## Provided information
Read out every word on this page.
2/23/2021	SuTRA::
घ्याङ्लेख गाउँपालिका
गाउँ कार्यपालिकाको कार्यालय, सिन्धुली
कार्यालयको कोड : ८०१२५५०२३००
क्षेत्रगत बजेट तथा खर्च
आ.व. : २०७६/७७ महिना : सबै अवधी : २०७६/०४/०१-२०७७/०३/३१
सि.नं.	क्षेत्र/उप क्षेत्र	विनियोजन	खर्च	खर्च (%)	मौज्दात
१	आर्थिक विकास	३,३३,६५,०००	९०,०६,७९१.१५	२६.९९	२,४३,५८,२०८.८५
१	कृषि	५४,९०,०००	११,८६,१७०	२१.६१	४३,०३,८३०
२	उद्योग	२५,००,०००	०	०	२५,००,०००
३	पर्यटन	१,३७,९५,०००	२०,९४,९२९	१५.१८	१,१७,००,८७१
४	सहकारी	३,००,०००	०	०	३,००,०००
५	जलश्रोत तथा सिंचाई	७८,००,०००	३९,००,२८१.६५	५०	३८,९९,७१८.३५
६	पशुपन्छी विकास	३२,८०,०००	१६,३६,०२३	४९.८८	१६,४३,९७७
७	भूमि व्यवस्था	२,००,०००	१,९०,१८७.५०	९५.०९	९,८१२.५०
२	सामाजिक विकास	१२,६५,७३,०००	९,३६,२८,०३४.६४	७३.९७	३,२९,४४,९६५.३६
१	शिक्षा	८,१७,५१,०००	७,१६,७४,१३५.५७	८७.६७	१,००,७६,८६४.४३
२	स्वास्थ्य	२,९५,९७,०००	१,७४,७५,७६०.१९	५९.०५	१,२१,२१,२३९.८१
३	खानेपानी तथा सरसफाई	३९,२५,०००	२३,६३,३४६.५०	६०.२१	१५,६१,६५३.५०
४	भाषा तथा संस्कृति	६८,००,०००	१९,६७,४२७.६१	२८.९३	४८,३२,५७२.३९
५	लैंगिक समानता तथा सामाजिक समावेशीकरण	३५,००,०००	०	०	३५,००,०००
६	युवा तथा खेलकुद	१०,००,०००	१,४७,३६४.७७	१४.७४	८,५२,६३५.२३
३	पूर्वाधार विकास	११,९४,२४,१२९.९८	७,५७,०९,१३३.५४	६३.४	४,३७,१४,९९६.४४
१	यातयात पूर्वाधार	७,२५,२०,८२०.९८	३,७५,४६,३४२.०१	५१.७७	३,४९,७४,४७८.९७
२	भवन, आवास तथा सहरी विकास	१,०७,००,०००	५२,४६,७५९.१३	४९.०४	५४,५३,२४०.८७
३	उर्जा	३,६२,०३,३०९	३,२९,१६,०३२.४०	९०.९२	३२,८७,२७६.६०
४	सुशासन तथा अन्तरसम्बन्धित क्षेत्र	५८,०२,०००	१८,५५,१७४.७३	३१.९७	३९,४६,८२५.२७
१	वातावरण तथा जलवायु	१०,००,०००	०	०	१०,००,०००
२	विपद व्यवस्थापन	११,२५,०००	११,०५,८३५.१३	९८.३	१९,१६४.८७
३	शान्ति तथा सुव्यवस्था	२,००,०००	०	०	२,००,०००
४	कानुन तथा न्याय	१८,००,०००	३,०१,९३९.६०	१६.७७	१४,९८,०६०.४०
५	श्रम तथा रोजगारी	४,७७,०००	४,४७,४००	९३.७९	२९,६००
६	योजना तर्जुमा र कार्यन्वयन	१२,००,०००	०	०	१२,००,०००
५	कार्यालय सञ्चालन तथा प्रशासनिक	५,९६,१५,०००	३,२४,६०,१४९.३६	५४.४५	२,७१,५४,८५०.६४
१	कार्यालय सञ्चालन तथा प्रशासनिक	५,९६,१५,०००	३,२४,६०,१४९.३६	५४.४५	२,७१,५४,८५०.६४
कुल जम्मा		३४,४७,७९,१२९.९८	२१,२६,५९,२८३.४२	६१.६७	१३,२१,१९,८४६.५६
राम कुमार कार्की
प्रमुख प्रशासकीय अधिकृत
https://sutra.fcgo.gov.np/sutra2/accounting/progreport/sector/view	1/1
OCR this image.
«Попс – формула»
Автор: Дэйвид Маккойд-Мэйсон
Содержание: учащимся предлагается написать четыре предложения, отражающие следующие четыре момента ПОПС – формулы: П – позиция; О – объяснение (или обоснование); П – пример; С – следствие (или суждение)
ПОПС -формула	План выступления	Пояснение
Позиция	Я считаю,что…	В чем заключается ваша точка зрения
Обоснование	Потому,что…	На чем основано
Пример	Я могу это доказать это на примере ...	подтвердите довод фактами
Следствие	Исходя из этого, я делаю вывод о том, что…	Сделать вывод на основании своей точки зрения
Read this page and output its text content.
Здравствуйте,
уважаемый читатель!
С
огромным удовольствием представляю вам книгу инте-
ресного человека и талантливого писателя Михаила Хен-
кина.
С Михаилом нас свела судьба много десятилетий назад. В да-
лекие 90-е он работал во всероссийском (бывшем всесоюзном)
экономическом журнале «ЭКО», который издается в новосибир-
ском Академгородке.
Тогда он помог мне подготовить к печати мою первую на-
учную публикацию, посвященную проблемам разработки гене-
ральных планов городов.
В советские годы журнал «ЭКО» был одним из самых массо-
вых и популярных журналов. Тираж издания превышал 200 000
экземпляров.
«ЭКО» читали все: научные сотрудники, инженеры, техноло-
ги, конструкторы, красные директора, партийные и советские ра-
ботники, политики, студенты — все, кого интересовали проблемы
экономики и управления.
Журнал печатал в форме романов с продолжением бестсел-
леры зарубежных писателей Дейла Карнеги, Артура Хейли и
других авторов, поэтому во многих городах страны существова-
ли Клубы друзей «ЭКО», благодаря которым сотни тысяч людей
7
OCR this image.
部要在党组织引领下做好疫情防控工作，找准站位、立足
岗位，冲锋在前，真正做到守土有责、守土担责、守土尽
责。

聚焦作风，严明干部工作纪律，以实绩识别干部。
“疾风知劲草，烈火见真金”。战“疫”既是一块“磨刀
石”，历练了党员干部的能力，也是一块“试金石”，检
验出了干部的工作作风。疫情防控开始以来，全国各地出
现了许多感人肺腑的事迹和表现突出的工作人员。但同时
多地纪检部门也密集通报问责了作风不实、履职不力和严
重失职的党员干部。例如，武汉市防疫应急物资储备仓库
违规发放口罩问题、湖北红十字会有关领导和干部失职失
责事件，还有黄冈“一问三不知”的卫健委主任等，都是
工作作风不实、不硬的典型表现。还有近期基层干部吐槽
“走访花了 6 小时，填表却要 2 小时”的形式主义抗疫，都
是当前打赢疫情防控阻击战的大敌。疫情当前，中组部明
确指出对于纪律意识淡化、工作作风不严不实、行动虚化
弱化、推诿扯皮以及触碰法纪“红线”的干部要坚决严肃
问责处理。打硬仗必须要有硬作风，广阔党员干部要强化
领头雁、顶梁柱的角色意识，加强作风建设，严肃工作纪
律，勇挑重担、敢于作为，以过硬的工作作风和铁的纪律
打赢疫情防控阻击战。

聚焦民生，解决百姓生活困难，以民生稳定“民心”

## Instruction
Each line holding "формула" must be found and copied.

## Reply to the task
«Попс – формула»
ПОПС -формула	План выступления	Пояснение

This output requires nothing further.